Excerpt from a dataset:
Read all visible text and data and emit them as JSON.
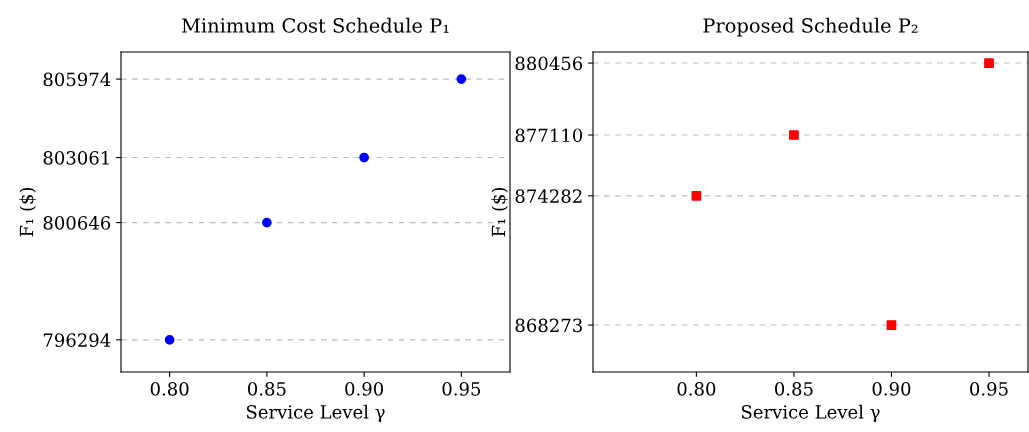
{
  "chart_data": [
    {
      "type": "scatter",
      "title": "Minimum Cost Schedule P₁",
      "xlabel": "Service Level γ",
      "ylabel": "F₁ ($)",
      "x": [
        0.8,
        0.85,
        0.9,
        0.95
      ],
      "series": [
        {
          "color": "#0000ff",
          "values": [
            796294,
            800646,
            803061,
            805974
          ]
        }
      ],
      "marker": "circle",
      "xlim": [
        0.775,
        0.975
      ],
      "xticks": [
        {
          "value": 0.8,
          "label": "0.80"
        },
        {
          "value": 0.85,
          "label": "0.85"
        },
        {
          "value": 0.9,
          "label": "0.90"
        },
        {
          "value": 0.95,
          "label": "0.95"
        }
      ],
      "ylim": [
        795100,
        806980
      ],
      "yticks": [
        796294,
        800646,
        803061,
        805974
      ],
      "grid": "y"
    },
    {
      "type": "scatter",
      "title": "Proposed Schedule P₂",
      "xlabel": "Service Level γ",
      "ylabel": "F₁ ($)",
      "x": [
        0.8,
        0.85,
        0.9,
        0.95
      ],
      "series": [
        {
          "color": "#ff0000",
          "values": [
            874282,
            877110,
            868273,
            880456
          ]
        }
      ],
      "marker": "square",
      "xlim": [
        0.747,
        0.97
      ],
      "xticks": [
        {
          "value": 0.8,
          "label": "0.80"
        },
        {
          "value": 0.85,
          "label": "0.85"
        },
        {
          "value": 0.9,
          "label": "0.90"
        },
        {
          "value": 0.95,
          "label": "0.95"
        }
      ],
      "ylim": [
        866090,
        880970
      ],
      "yticks": [
        868273,
        874282,
        877110,
        880456
      ],
      "grid": "y"
    }
  ]
}
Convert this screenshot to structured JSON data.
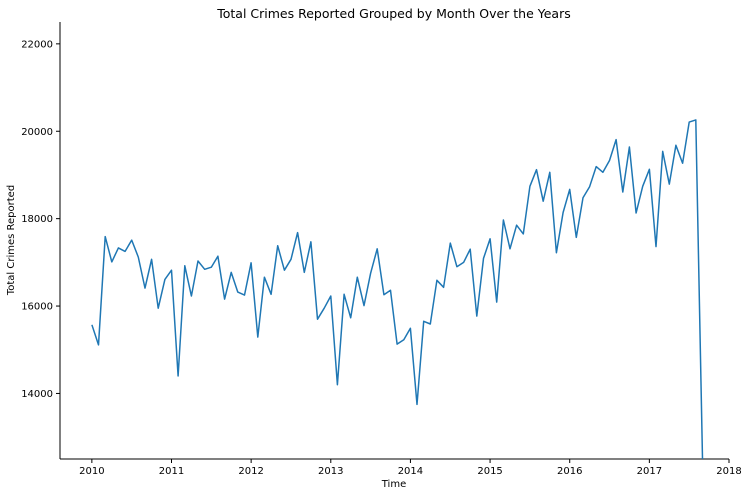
{
  "chart_data": {
    "type": "line",
    "title": "Total Crimes Reported Grouped by Month Over the Years",
    "xlabel": "Time",
    "ylabel": "Total Crimes Reported",
    "xlim": [
      2009.6,
      2018.0
    ],
    "ylim": [
      12500,
      22500
    ],
    "xticks": [
      2010,
      2011,
      2012,
      2013,
      2014,
      2015,
      2016,
      2017,
      2018
    ],
    "yticks": [
      14000,
      16000,
      18000,
      20000,
      22000
    ],
    "grid": false,
    "line_color": "#1f77b4",
    "x_unit": "year (monthly data, x = year + (month-1)/12)",
    "x": [
      2010.0,
      2010.083,
      2010.167,
      2010.25,
      2010.333,
      2010.417,
      2010.5,
      2010.583,
      2010.667,
      2010.75,
      2010.833,
      2010.917,
      2011.0,
      2011.083,
      2011.167,
      2011.25,
      2011.333,
      2011.417,
      2011.5,
      2011.583,
      2011.667,
      2011.75,
      2011.833,
      2011.917,
      2012.0,
      2012.083,
      2012.167,
      2012.25,
      2012.333,
      2012.417,
      2012.5,
      2012.583,
      2012.667,
      2012.75,
      2012.833,
      2012.917,
      2013.0,
      2013.083,
      2013.167,
      2013.25,
      2013.333,
      2013.417,
      2013.5,
      2013.583,
      2013.667,
      2013.75,
      2013.833,
      2013.917,
      2014.0,
      2014.083,
      2014.167,
      2014.25,
      2014.333,
      2014.417,
      2014.5,
      2014.583,
      2014.667,
      2014.75,
      2014.833,
      2014.917,
      2015.0,
      2015.083,
      2015.167,
      2015.25,
      2015.333,
      2015.417,
      2015.5,
      2015.583,
      2015.667,
      2015.75,
      2015.833,
      2015.917,
      2016.0,
      2016.083,
      2016.167,
      2016.25,
      2016.333,
      2016.417,
      2016.5,
      2016.583,
      2016.667,
      2016.75,
      2016.833,
      2016.917,
      2017.0,
      2017.083,
      2017.167,
      2017.25,
      2017.333,
      2017.417,
      2017.5,
      2017.583,
      2017.667
    ],
    "values": [
      15570,
      15110,
      17590,
      17010,
      17330,
      17250,
      17510,
      17120,
      16410,
      17070,
      15950,
      16610,
      16820,
      14400,
      16920,
      16230,
      17030,
      16840,
      16890,
      17140,
      16160,
      16770,
      16320,
      16250,
      16990,
      15290,
      16660,
      16270,
      17380,
      16820,
      17070,
      17680,
      16770,
      17470,
      15700,
      15950,
      16230,
      14200,
      16270,
      15730,
      16660,
      16010,
      16750,
      17310,
      16260,
      16360,
      15130,
      15230,
      15490,
      13750,
      15650,
      15590,
      16590,
      16430,
      17440,
      16900,
      17000,
      17300,
      15770,
      17090,
      17540,
      16090,
      17970,
      17310,
      17850,
      17650,
      18740,
      19120,
      18400,
      19060,
      17220,
      18140,
      18670,
      17570,
      18480,
      18730,
      19190,
      19060,
      19330,
      19810,
      18610,
      19640,
      18130,
      18740,
      19130,
      17360,
      19540,
      18790,
      19680,
      19270,
      20210,
      20260,
      12500
    ]
  }
}
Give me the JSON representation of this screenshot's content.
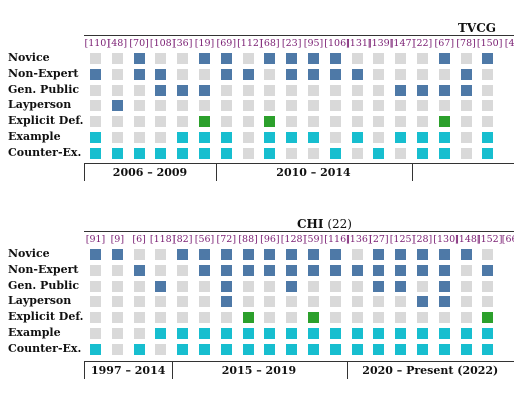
{
  "row_labels": [
    "Novice",
    "Non-Expert",
    "Gen. Public",
    "Layperson",
    "Explicit Def.",
    "Example",
    "Counter-Ex."
  ],
  "colors": {
    "filled_blue": "#4e79a7",
    "filled_green": "#2ca02c",
    "filled_cyan": "#17becf",
    "empty": "#d9d9d9",
    "ref_text": "#7a1e73"
  },
  "panels": [
    {
      "title": "TVCG",
      "count": "",
      "refs": [
        "[110]",
        "[48]",
        "[70]",
        "[108]",
        "[36]",
        "[19]",
        "[69]",
        "[112]",
        "[68]",
        "[23]",
        "[95]",
        "[106]",
        "[131]",
        "[139]",
        "[147]",
        "[22]",
        "[67]",
        "[78]",
        "[150]",
        "[4"
      ],
      "rows": [
        [
          0,
          0,
          1,
          0,
          0,
          1,
          1,
          0,
          1,
          1,
          1,
          1,
          0,
          0,
          0,
          0,
          1,
          0,
          1,
          1
        ],
        [
          1,
          0,
          1,
          1,
          0,
          0,
          1,
          1,
          0,
          1,
          1,
          1,
          1,
          0,
          0,
          0,
          0,
          1,
          0,
          0
        ],
        [
          0,
          0,
          0,
          1,
          1,
          1,
          0,
          0,
          0,
          0,
          0,
          0,
          0,
          0,
          1,
          1,
          1,
          1,
          0,
          0
        ],
        [
          0,
          1,
          0,
          0,
          0,
          0,
          0,
          0,
          0,
          0,
          0,
          0,
          0,
          0,
          0,
          0,
          0,
          0,
          0,
          0
        ],
        [
          0,
          0,
          0,
          0,
          0,
          2,
          0,
          0,
          2,
          0,
          0,
          0,
          0,
          0,
          0,
          0,
          2,
          0,
          0,
          2
        ],
        [
          3,
          0,
          0,
          0,
          3,
          3,
          3,
          0,
          3,
          3,
          3,
          0,
          3,
          0,
          3,
          3,
          3,
          0,
          3,
          3
        ],
        [
          3,
          3,
          3,
          3,
          3,
          3,
          3,
          0,
          3,
          0,
          0,
          3,
          0,
          3,
          0,
          3,
          3,
          0,
          3,
          3
        ]
      ],
      "periods": [
        {
          "label": "2006 – 2009",
          "start": 0,
          "end": 5
        },
        {
          "label": "2010 – 2014",
          "start": 6,
          "end": 14
        },
        {
          "label": "",
          "start": 15,
          "end": 19
        }
      ]
    },
    {
      "title": "CHI",
      "count": "(22)",
      "refs": [
        "[91]",
        "[9]",
        "[6]",
        "[118]",
        "[82]",
        "[56]",
        "[72]",
        "[88]",
        "[96]",
        "[128]",
        "[59]",
        "[116]",
        "[136]",
        "[27]",
        "[125]",
        "[28]",
        "[130]",
        "[148]",
        "[152]",
        "[66"
      ],
      "rows": [
        [
          1,
          1,
          0,
          0,
          1,
          1,
          1,
          1,
          1,
          1,
          1,
          1,
          0,
          1,
          1,
          1,
          1,
          1,
          0,
          1
        ],
        [
          0,
          0,
          1,
          0,
          0,
          1,
          1,
          1,
          1,
          1,
          1,
          1,
          1,
          1,
          1,
          1,
          1,
          0,
          1,
          1
        ],
        [
          0,
          0,
          0,
          1,
          0,
          0,
          1,
          0,
          0,
          1,
          0,
          0,
          0,
          1,
          1,
          0,
          1,
          0,
          0,
          0
        ],
        [
          0,
          0,
          0,
          0,
          0,
          0,
          1,
          0,
          0,
          0,
          0,
          0,
          0,
          0,
          0,
          1,
          1,
          0,
          0,
          0
        ],
        [
          0,
          0,
          0,
          0,
          0,
          0,
          0,
          2,
          0,
          0,
          2,
          0,
          0,
          0,
          0,
          0,
          0,
          0,
          2,
          0
        ],
        [
          0,
          0,
          0,
          3,
          3,
          3,
          3,
          3,
          3,
          3,
          3,
          3,
          3,
          3,
          3,
          3,
          3,
          3,
          3,
          3
        ],
        [
          3,
          0,
          3,
          0,
          3,
          3,
          3,
          3,
          3,
          3,
          3,
          3,
          3,
          3,
          3,
          3,
          3,
          3,
          3,
          3
        ]
      ],
      "periods": [
        {
          "label": "1997 – 2014",
          "start": 0,
          "end": 3
        },
        {
          "label": "2015 – 2019",
          "start": 4,
          "end": 11
        },
        {
          "label": "2020 – Present (2022)",
          "start": 12,
          "end": 19
        }
      ]
    }
  ]
}
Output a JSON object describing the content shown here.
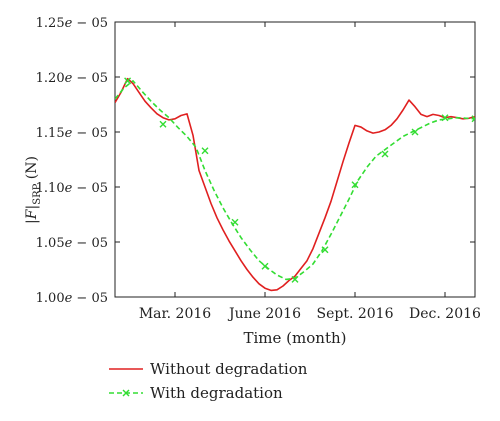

- **What to do**
Your task is to list each line of the records with the word "screenshot".

- **The completed task**
Convert this screenshot to structured JSON data.
Give me the JSON representation of this screenshot's content.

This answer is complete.